### Your objective
Track down each line that has the word "автономного" and copy it.

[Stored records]

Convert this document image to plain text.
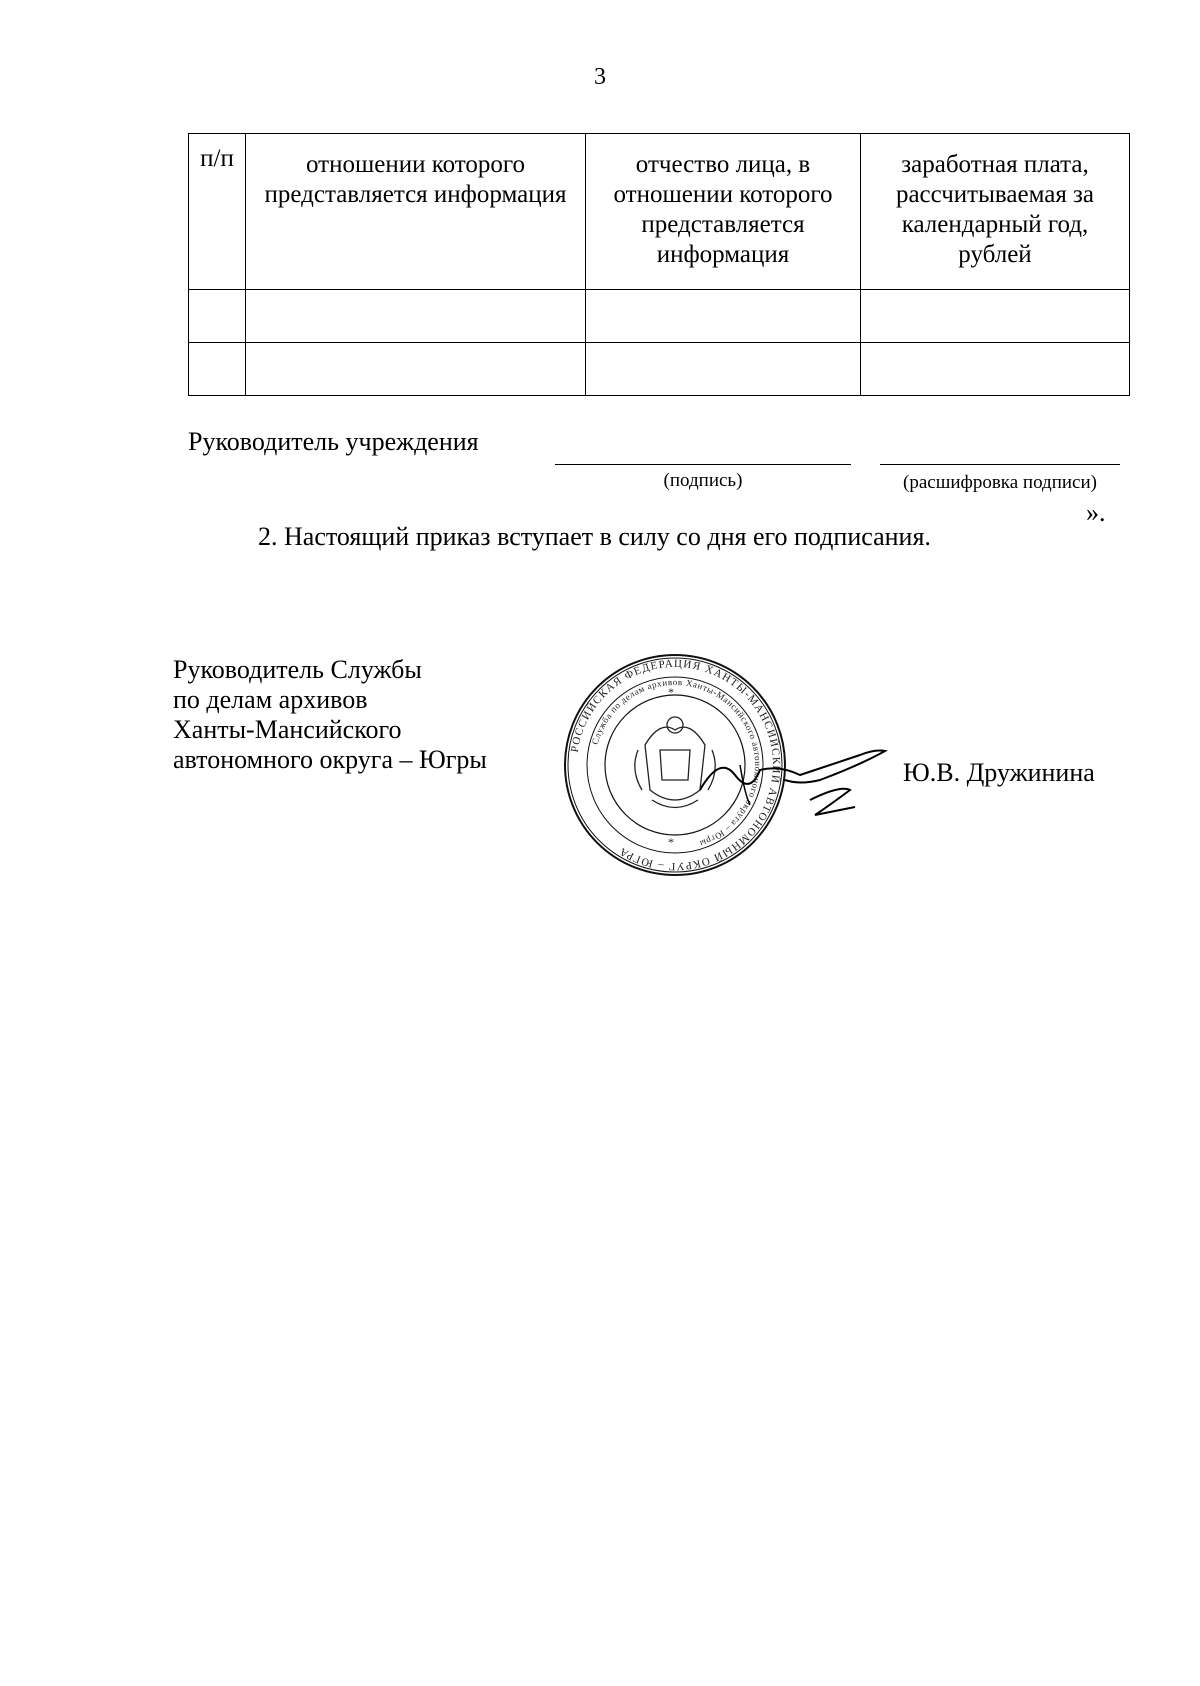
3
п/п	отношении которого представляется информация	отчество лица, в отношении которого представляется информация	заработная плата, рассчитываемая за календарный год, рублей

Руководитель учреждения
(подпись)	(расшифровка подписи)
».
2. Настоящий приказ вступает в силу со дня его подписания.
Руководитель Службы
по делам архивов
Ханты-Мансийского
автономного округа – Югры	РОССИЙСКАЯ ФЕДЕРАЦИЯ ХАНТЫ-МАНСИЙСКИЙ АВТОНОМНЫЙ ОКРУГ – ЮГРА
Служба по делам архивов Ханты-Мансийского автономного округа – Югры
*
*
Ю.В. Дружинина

==

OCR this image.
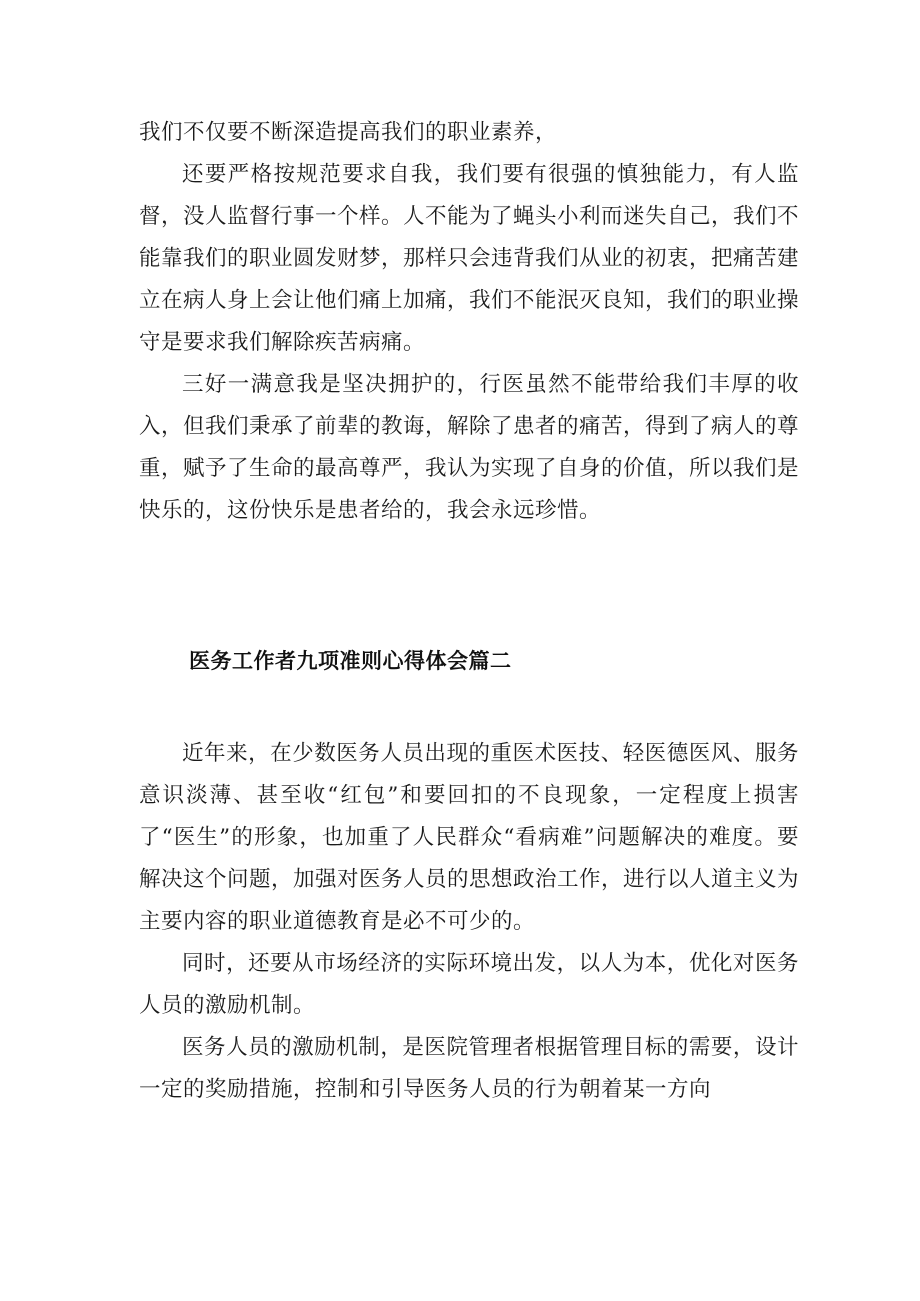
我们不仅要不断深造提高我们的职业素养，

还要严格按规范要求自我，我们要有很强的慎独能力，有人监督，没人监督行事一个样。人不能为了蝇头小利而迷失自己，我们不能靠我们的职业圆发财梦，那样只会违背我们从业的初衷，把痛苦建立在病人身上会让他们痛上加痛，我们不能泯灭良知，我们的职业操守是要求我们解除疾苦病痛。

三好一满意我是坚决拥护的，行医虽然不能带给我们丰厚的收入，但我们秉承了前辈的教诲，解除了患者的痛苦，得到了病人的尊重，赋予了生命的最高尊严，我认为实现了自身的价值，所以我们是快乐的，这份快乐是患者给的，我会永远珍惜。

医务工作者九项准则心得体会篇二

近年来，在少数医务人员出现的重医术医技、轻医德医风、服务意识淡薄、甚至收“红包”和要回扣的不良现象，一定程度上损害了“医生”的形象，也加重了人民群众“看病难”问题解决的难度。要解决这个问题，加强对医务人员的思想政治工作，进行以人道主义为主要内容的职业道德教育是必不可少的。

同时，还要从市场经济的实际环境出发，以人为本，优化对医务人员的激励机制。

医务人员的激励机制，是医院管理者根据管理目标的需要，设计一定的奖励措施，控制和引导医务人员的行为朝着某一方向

### Solution for this task
автономного округа – Югры	РОССИЙСКАЯ ФЕДЕРАЦИЯ ХАНТЫ-МАНСИЙСКИЙ АВТОНОМНЫЙ ОКРУГ – ЮГРА
Служба по делам архивов Ханты-Мансийского автономного округа – Югры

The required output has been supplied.